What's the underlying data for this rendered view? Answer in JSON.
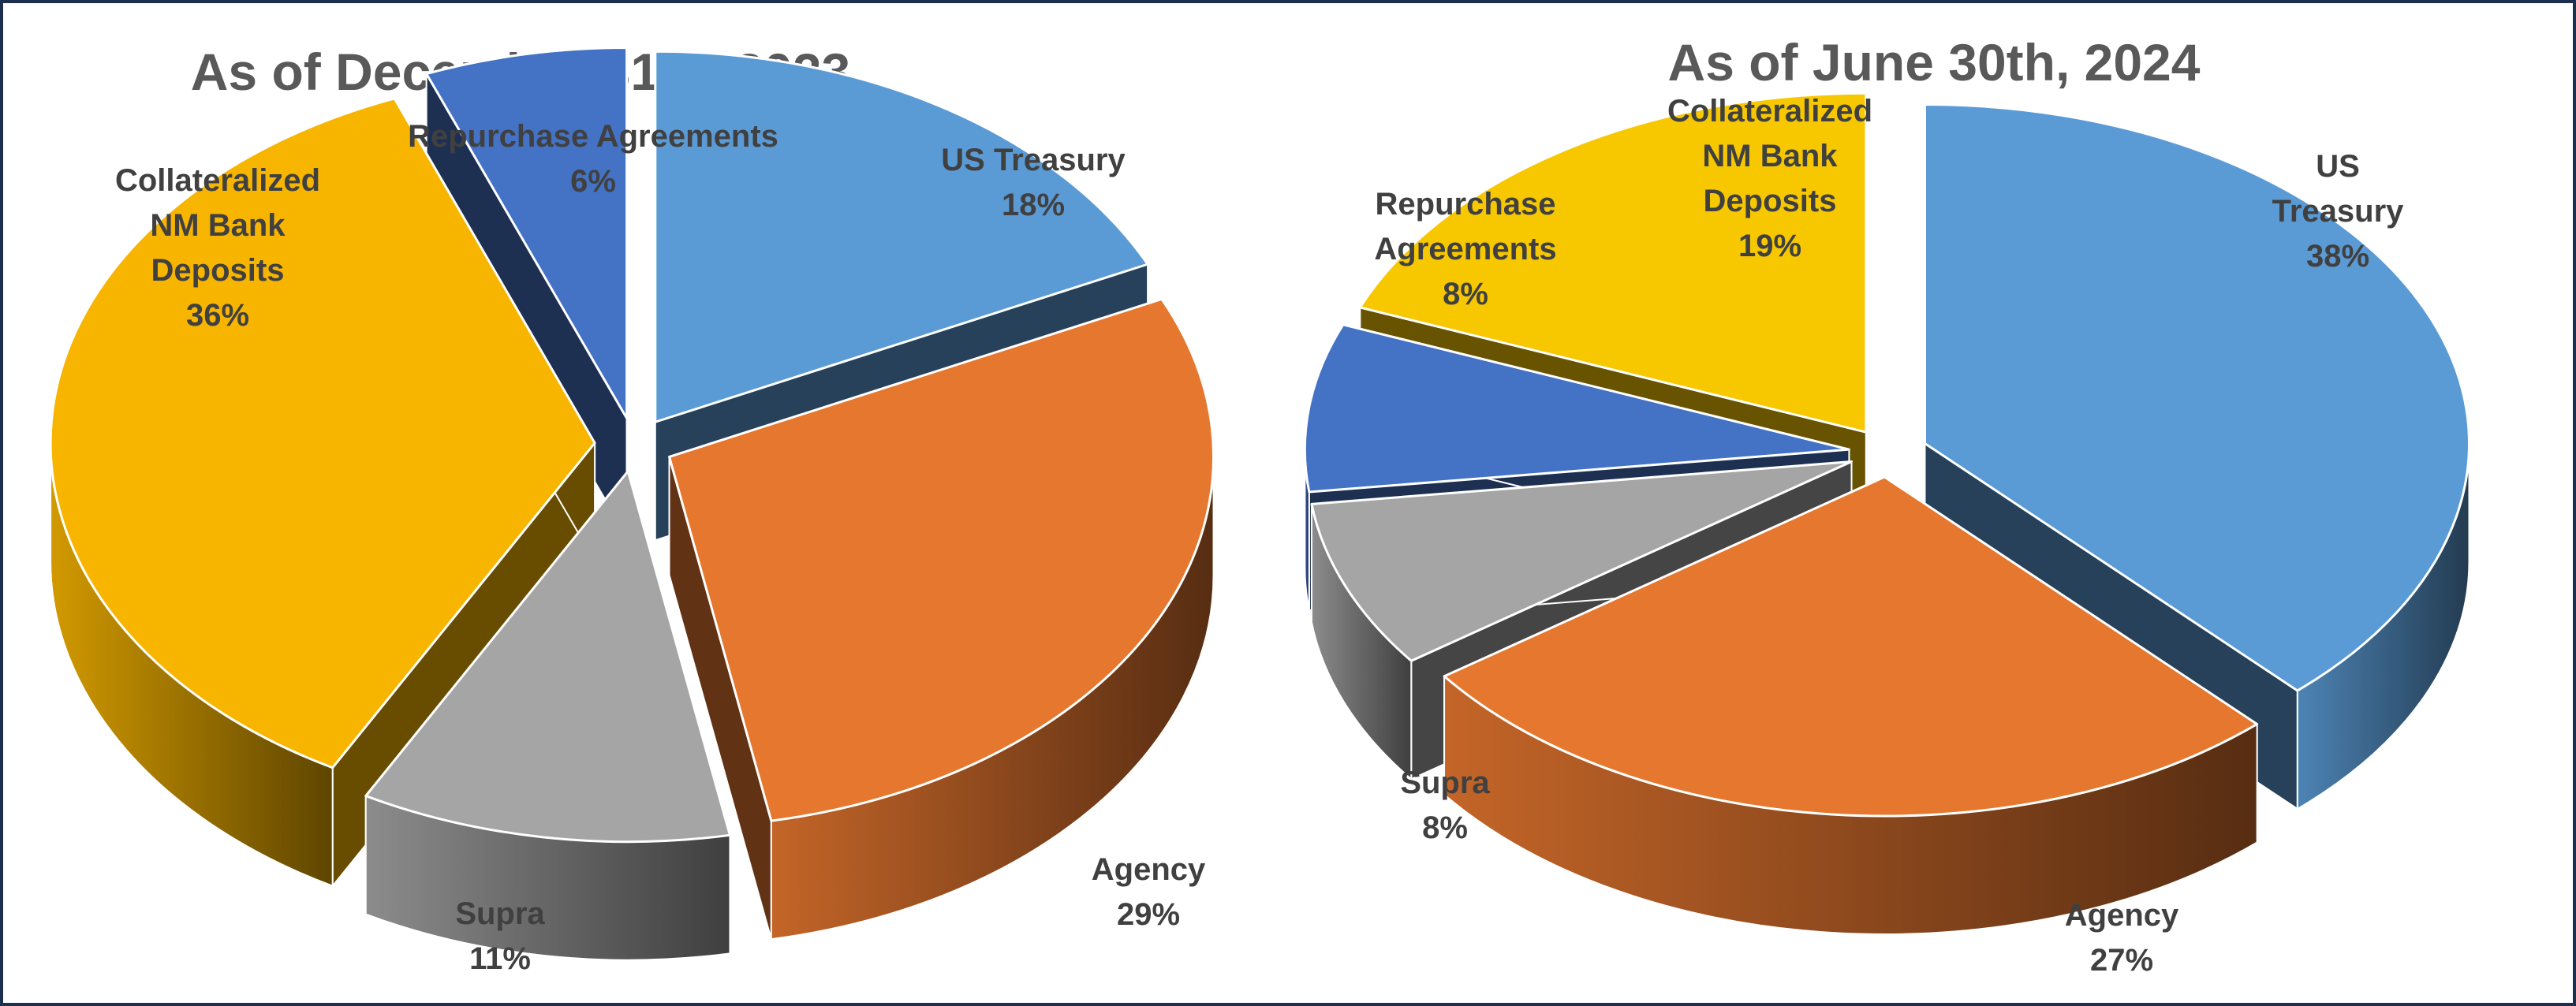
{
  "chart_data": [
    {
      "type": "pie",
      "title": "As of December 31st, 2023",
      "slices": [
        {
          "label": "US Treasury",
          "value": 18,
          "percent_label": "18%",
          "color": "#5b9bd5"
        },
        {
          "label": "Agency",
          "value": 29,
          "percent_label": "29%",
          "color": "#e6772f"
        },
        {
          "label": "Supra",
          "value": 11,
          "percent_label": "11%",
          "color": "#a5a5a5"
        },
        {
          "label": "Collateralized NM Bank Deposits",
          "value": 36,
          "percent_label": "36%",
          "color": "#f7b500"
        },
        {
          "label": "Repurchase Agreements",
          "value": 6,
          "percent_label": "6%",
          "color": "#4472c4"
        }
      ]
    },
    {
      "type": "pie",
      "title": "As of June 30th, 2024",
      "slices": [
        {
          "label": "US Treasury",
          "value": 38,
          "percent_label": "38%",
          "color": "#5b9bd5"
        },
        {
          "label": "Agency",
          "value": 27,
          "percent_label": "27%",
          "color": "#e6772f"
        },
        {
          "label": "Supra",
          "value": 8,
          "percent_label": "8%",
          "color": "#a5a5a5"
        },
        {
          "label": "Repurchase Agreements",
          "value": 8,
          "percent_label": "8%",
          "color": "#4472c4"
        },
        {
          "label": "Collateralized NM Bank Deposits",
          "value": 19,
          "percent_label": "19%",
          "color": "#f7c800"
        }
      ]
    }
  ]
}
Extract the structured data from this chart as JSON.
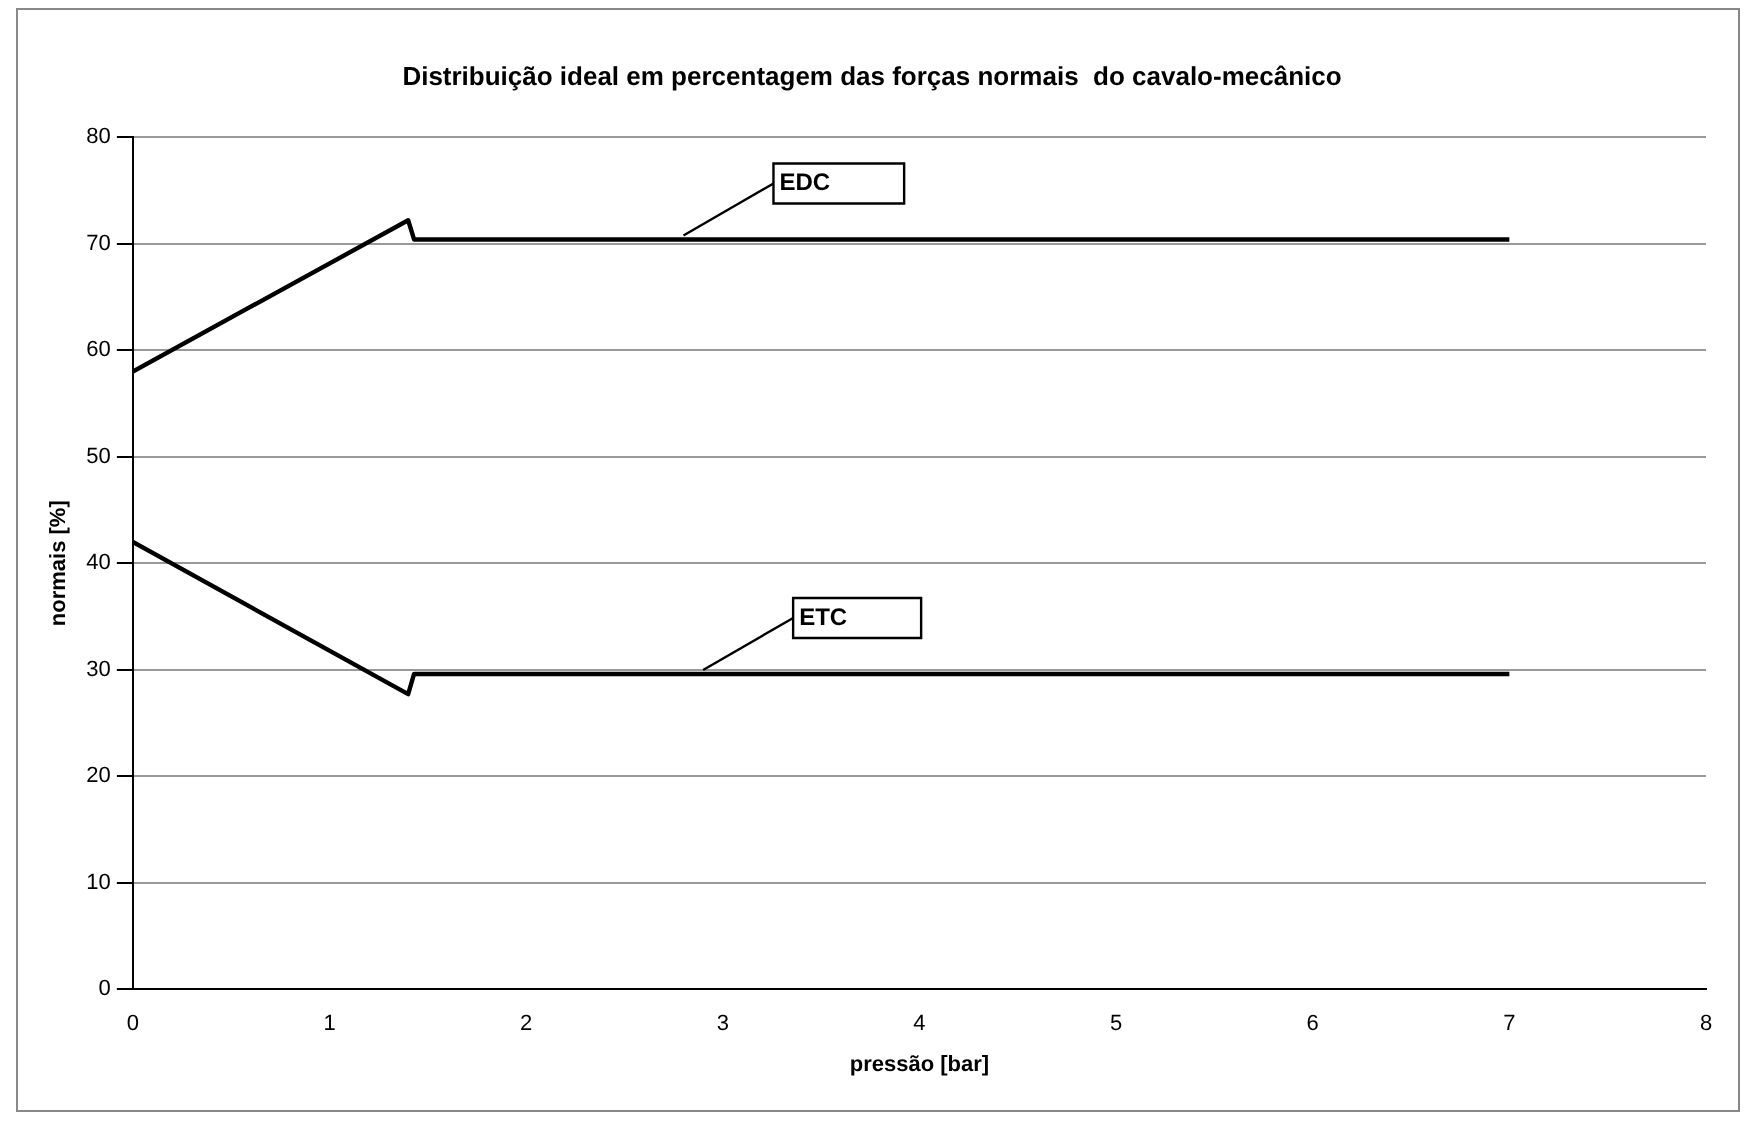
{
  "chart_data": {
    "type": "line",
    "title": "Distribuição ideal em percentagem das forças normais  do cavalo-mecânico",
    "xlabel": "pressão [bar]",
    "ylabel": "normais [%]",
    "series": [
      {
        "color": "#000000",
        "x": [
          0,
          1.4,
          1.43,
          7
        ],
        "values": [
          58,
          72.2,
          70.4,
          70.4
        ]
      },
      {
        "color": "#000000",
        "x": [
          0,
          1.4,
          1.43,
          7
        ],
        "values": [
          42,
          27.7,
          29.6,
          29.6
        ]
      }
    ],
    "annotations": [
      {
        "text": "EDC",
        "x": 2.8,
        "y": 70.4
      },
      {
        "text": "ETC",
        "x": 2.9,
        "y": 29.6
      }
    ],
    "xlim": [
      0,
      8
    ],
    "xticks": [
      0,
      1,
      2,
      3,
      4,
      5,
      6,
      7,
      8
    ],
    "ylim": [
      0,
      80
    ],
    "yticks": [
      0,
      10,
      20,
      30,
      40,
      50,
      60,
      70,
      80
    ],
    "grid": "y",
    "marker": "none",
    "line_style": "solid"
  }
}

·····

● Stated task: Without including any picture, repeat the data exactly.

● Answer to the task:
What's the underlying data for this rendered view? Answer in JSON.
{
  "chart_data": [
    {
      "type": "pie",
      "title": "As of December 31st, 2023",
      "slices": [
        {
          "label": "US Treasury",
          "value": 18,
          "percent_label": "18%",
          "color": "#5b9bd5"
        },
        {
          "label": "Agency",
          "value": 29,
          "percent_label": "29%",
          "color": "#e6772f"
        },
        {
          "label": "Supra",
          "value": 11,
          "percent_label": "11%",
          "color": "#a5a5a5"
        },
        {
          "label": "Collateralized NM Bank Deposits",
          "value": 36,
          "percent_label": "36%",
          "color": "#f7b500"
        },
        {
          "label": "Repurchase Agreements",
          "value": 6,
          "percent_label": "6%",
          "color": "#4472c4"
        }
      ]
    },
    {
      "type": "pie",
      "title": "As of June 30th, 2024",
      "slices": [
        {
          "label": "US Treasury",
          "value": 38,
          "percent_label": "38%",
          "color": "#5b9bd5"
        },
        {
          "label": "Agency",
          "value": 27,
          "percent_label": "27%",
          "color": "#e6772f"
        },
        {
          "label": "Supra",
          "value": 8,
          "percent_label": "8%",
          "color": "#a5a5a5"
        },
        {
          "label": "Repurchase Agreements",
          "value": 8,
          "percent_label": "8%",
          "color": "#4472c4"
        },
        {
          "label": "Collateralized NM Bank Deposits",
          "value": 19,
          "percent_label": "19%",
          "color": "#f7c800"
        }
      ]
    }
  ]
}
Extract the structured data from this chart as JSON.
{
  "chart_data": {
    "type": "line",
    "title": "Distribuição ideal em percentagem das forças normais  do cavalo-mecânico",
    "xlabel": "pressão [bar]",
    "ylabel": "normais [%]",
    "series": [
      {
        "color": "#000000",
        "x": [
          0,
          1.4,
          1.43,
          7
        ],
        "values": [
          58,
          72.2,
          70.4,
          70.4
        ]
      },
      {
        "color": "#000000",
        "x": [
          0,
          1.4,
          1.43,
          7
        ],
        "values": [
          42,
          27.7,
          29.6,
          29.6
        ]
      }
    ],
    "annotations": [
      {
        "text": "EDC",
        "x": 2.8,
        "y": 70.4
      },
      {
        "text": "ETC",
        "x": 2.9,
        "y": 29.6
      }
    ],
    "xlim": [
      0,
      8
    ],
    "xticks": [
      0,
      1,
      2,
      3,
      4,
      5,
      6,
      7,
      8
    ],
    "ylim": [
      0,
      80
    ],
    "yticks": [
      0,
      10,
      20,
      30,
      40,
      50,
      60,
      70,
      80
    ],
    "grid": "y",
    "marker": "none",
    "line_style": "solid"
  }
}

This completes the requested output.